::: Dataset rows :::

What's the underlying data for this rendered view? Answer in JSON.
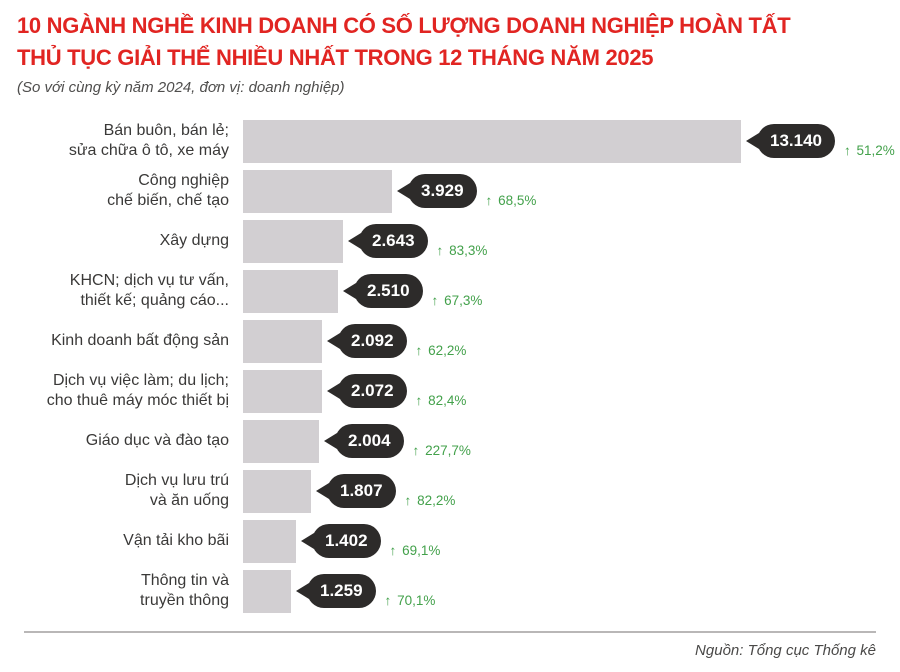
{
  "header": {
    "title_lines": [
      "10 NGÀNH NGHỀ KINH DOANH CÓ SỐ LƯỢNG DOANH NGHIỆP HOÀN TẤT",
      "THỦ TỤC GIẢI THỂ NHIỀU NHẤT TRONG 12 THÁNG NĂM 2025"
    ],
    "subtitle": "(So với cùng kỳ năm 2024, đơn vị: doanh nghiệp)"
  },
  "footer": {
    "source": "Nguồn: Tổng cục Thống kê"
  },
  "icons": {
    "increase_arrow": "↑"
  },
  "colors": {
    "title_red": "#e12522",
    "bar_gray": "#d2cfd2",
    "bubble_dark": "#2d2b2a",
    "increase_green": "#43a14b",
    "label_gray": "#3a3938"
  },
  "chart_data": {
    "type": "bar",
    "orientation": "horizontal",
    "title": "10 NGÀNH NGHỀ KINH DOANH CÓ SỐ LƯỢNG DOANH NGHIỆP HOÀN TẤT THỦ TỤC GIẢI THỂ NHIỀU NHẤT TRONG 12 THÁNG NĂM 2025",
    "subtitle": "(So với cùng kỳ năm 2024, đơn vị: doanh nghiệp)",
    "unit": "doanh nghiệp",
    "comparison_base": "cùng kỳ năm 2024",
    "x_max": 13140,
    "grid": false,
    "legend": false,
    "rows": [
      {
        "label_lines": [
          "Bán buôn, bán lẻ;",
          "sửa chữa ô tô, xe máy"
        ],
        "value": 13140,
        "value_label": "13.140",
        "change_pct": 51.2,
        "change_label": "51,2%",
        "direction": "up"
      },
      {
        "label_lines": [
          "Công nghiệp",
          "chế biến, chế tạo"
        ],
        "value": 3929,
        "value_label": "3.929",
        "change_pct": 68.5,
        "change_label": "68,5%",
        "direction": "up"
      },
      {
        "label_lines": [
          "Xây dựng"
        ],
        "value": 2643,
        "value_label": "2.643",
        "change_pct": 83.3,
        "change_label": "83,3%",
        "direction": "up"
      },
      {
        "label_lines": [
          "KHCN; dịch vụ tư vấn,",
          "thiết kế; quảng cáo..."
        ],
        "value": 2510,
        "value_label": "2.510",
        "change_pct": 67.3,
        "change_label": "67,3%",
        "direction": "up"
      },
      {
        "label_lines": [
          "Kinh doanh bất động sản"
        ],
        "value": 2092,
        "value_label": "2.092",
        "change_pct": 62.2,
        "change_label": "62,2%",
        "direction": "up"
      },
      {
        "label_lines": [
          "Dịch vụ việc làm; du lịch;",
          "cho thuê máy móc thiết bị"
        ],
        "value": 2072,
        "value_label": "2.072",
        "change_pct": 82.4,
        "change_label": "82,4%",
        "direction": "up"
      },
      {
        "label_lines": [
          "Giáo dục và đào tạo"
        ],
        "value": 2004,
        "value_label": "2.004",
        "change_pct": 227.7,
        "change_label": "227,7%",
        "direction": "up"
      },
      {
        "label_lines": [
          "Dịch vụ lưu trú",
          "và ăn uống"
        ],
        "value": 1807,
        "value_label": "1.807",
        "change_pct": 82.2,
        "change_label": "82,2%",
        "direction": "up"
      },
      {
        "label_lines": [
          "Vận tải kho bãi"
        ],
        "value": 1402,
        "value_label": "1.402",
        "change_pct": 69.1,
        "change_label": "69,1%",
        "direction": "up"
      },
      {
        "label_lines": [
          "Thông tin và",
          "truyền thông"
        ],
        "value": 1259,
        "value_label": "1.259",
        "change_pct": 70.1,
        "change_label": "70,1%",
        "direction": "up"
      }
    ]
  }
}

:::

## [Problem statement]
Copy every entry exactly as written. Pictures are excluded.

## [Answer to this task]
What's the underlying data for this rendered view? Answer in JSON.
{
  "header": {
    "title_lines": [
      "10 NGÀNH NGHỀ KINH DOANH CÓ SỐ LƯỢNG DOANH NGHIỆP HOÀN TẤT",
      "THỦ TỤC GIẢI THỂ NHIỀU NHẤT TRONG 12 THÁNG NĂM 2025"
    ],
    "subtitle": "(So với cùng kỳ năm 2024, đơn vị: doanh nghiệp)"
  },
  "footer": {
    "source": "Nguồn: Tổng cục Thống kê"
  },
  "icons": {
    "increase_arrow": "↑"
  },
  "colors": {
    "title_red": "#e12522",
    "bar_gray": "#d2cfd2",
    "bubble_dark": "#2d2b2a",
    "increase_green": "#43a14b",
    "label_gray": "#3a3938"
  },
  "chart_data": {
    "type": "bar",
    "orientation": "horizontal",
    "title": "10 NGÀNH NGHỀ KINH DOANH CÓ SỐ LƯỢNG DOANH NGHIỆP HOÀN TẤT THỦ TỤC GIẢI THỂ NHIỀU NHẤT TRONG 12 THÁNG NĂM 2025",
    "subtitle": "(So với cùng kỳ năm 2024, đơn vị: doanh nghiệp)",
    "unit": "doanh nghiệp",
    "comparison_base": "cùng kỳ năm 2024",
    "x_max": 13140,
    "grid": false,
    "legend": false,
    "rows": [
      {
        "label_lines": [
          "Bán buôn, bán lẻ;",
          "sửa chữa ô tô, xe máy"
        ],
        "value": 13140,
        "value_label": "13.140",
        "change_pct": 51.2,
        "change_label": "51,2%",
        "direction": "up"
      },
      {
        "label_lines": [
          "Công nghiệp",
          "chế biến, chế tạo"
        ],
        "value": 3929,
        "value_label": "3.929",
        "change_pct": 68.5,
        "change_label": "68,5%",
        "direction": "up"
      },
      {
        "label_lines": [
          "Xây dựng"
        ],
        "value": 2643,
        "value_label": "2.643",
        "change_pct": 83.3,
        "change_label": "83,3%",
        "direction": "up"
      },
      {
        "label_lines": [
          "KHCN; dịch vụ tư vấn,",
          "thiết kế; quảng cáo..."
        ],
        "value": 2510,
        "value_label": "2.510",
        "change_pct": 67.3,
        "change_label": "67,3%",
        "direction": "up"
      },
      {
        "label_lines": [
          "Kinh doanh bất động sản"
        ],
        "value": 2092,
        "value_label": "2.092",
        "change_pct": 62.2,
        "change_label": "62,2%",
        "direction": "up"
      },
      {
        "label_lines": [
          "Dịch vụ việc làm; du lịch;",
          "cho thuê máy móc thiết bị"
        ],
        "value": 2072,
        "value_label": "2.072",
        "change_pct": 82.4,
        "change_label": "82,4%",
        "direction": "up"
      },
      {
        "label_lines": [
          "Giáo dục và đào tạo"
        ],
        "value": 2004,
        "value_label": "2.004",
        "change_pct": 227.7,
        "change_label": "227,7%",
        "direction": "up"
      },
      {
        "label_lines": [
          "Dịch vụ lưu trú",
          "và ăn uống"
        ],
        "value": 1807,
        "value_label": "1.807",
        "change_pct": 82.2,
        "change_label": "82,2%",
        "direction": "up"
      },
      {
        "label_lines": [
          "Vận tải kho bãi"
        ],
        "value": 1402,
        "value_label": "1.402",
        "change_pct": 69.1,
        "change_label": "69,1%",
        "direction": "up"
      },
      {
        "label_lines": [
          "Thông tin và",
          "truyền thông"
        ],
        "value": 1259,
        "value_label": "1.259",
        "change_pct": 70.1,
        "change_label": "70,1%",
        "direction": "up"
      }
    ]
  }
}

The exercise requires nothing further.